_REQUIRED TASK_
Every line of the data that contains the string "just" must be copied.

(Collection entries)

>>>>>

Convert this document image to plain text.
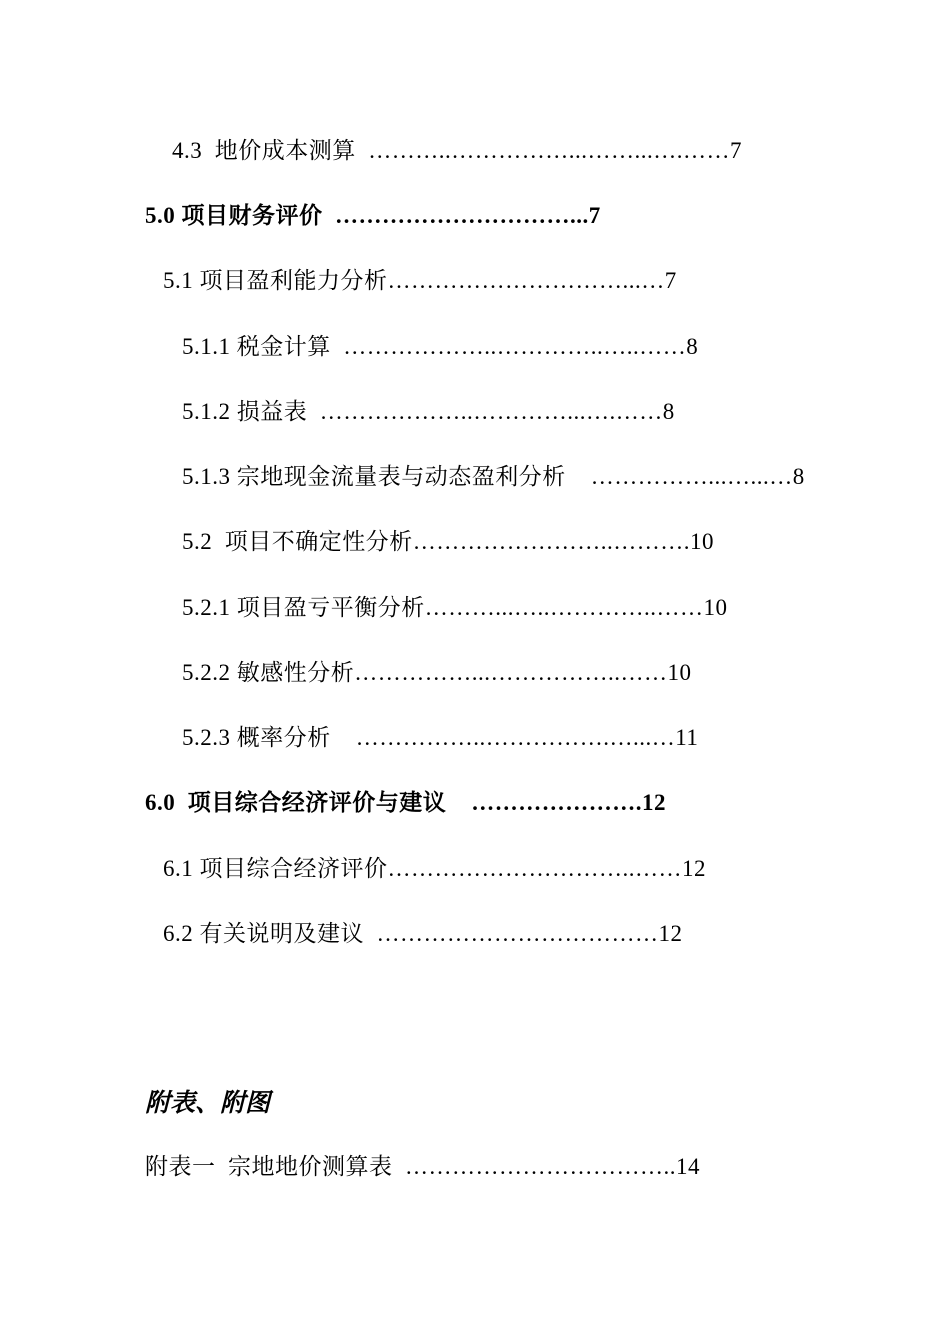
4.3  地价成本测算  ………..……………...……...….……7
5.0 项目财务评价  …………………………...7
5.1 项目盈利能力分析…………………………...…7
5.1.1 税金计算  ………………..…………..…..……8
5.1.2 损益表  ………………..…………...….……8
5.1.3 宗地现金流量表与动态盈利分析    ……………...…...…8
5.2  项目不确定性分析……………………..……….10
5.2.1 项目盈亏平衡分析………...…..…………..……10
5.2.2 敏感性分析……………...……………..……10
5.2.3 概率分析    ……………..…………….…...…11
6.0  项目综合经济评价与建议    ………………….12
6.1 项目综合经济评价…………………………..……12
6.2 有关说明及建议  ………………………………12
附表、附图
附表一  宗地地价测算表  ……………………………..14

<<<<<
>>>>>

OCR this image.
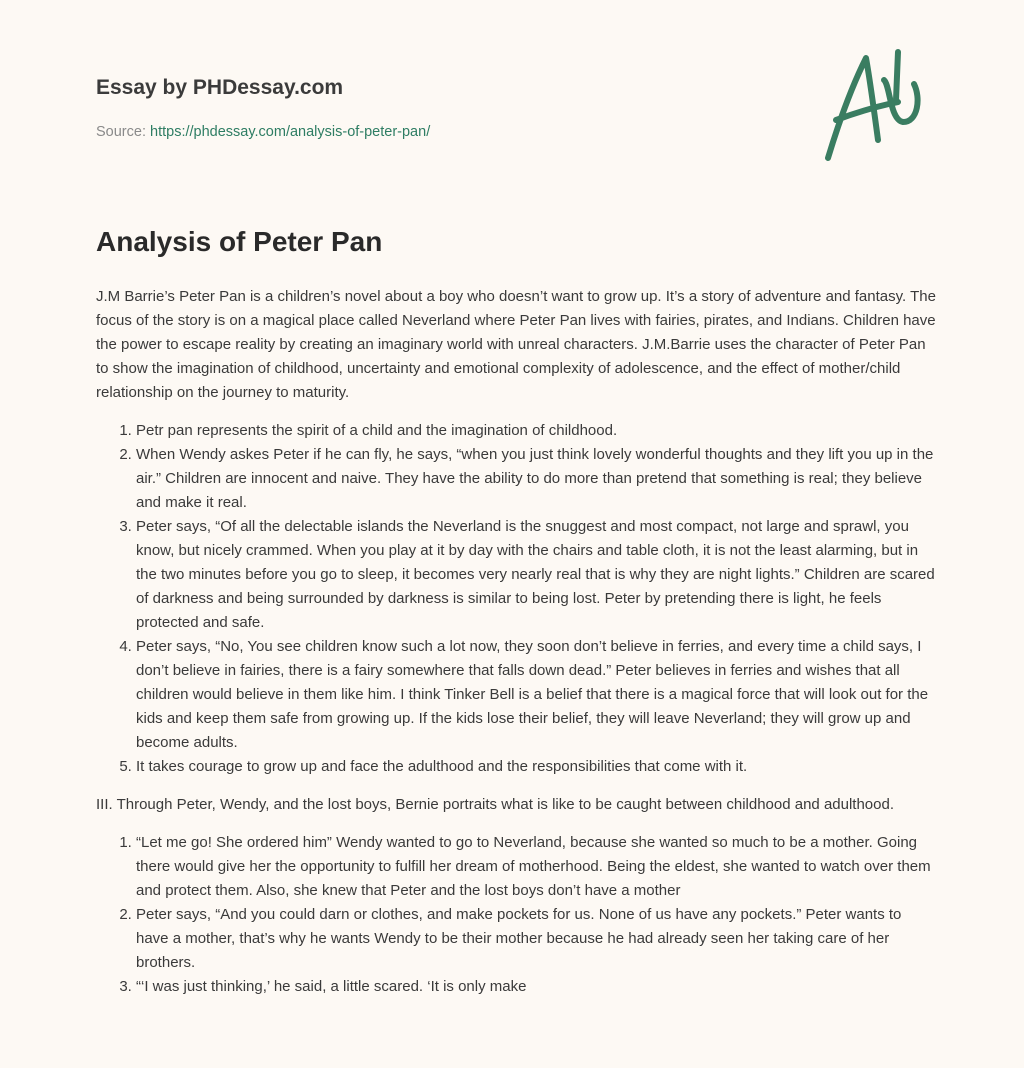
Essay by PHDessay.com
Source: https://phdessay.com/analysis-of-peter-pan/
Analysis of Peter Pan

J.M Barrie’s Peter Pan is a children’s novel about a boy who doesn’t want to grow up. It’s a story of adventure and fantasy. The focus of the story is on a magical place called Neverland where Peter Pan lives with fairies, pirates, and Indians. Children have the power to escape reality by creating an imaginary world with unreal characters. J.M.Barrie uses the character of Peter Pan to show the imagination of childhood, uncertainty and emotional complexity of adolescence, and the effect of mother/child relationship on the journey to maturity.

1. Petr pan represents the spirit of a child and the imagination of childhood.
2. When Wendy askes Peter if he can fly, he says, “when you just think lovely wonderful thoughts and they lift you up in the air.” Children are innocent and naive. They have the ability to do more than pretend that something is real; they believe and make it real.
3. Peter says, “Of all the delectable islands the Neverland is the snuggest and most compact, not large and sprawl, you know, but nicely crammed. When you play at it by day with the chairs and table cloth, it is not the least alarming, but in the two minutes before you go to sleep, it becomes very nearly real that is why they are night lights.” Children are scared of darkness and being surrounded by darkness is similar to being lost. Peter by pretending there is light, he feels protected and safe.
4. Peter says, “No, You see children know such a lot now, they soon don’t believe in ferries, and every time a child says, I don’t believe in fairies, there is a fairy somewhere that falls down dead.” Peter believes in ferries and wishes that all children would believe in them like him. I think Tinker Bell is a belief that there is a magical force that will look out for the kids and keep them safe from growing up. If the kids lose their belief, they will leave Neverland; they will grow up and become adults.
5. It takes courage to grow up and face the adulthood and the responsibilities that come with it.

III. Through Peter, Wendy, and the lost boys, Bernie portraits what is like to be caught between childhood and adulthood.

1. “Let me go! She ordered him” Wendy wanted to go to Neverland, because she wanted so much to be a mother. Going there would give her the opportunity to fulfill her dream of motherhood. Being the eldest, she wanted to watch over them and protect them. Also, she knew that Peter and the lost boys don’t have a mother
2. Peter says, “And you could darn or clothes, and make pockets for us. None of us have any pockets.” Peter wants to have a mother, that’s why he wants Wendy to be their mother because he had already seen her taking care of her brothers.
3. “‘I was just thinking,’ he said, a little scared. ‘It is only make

<<<<<

_RESPONSE TO THE TASK_
2. When Wendy askes Peter if he can fly, he says, “when you just think lovely wonderful thoughts and they lift you up in the air.” Children are innocent and naive. They have the ability to do more than pretend that something is real; they believe and make it real.
3. “‘I was just thinking,’ he said, a little scared. ‘It is only make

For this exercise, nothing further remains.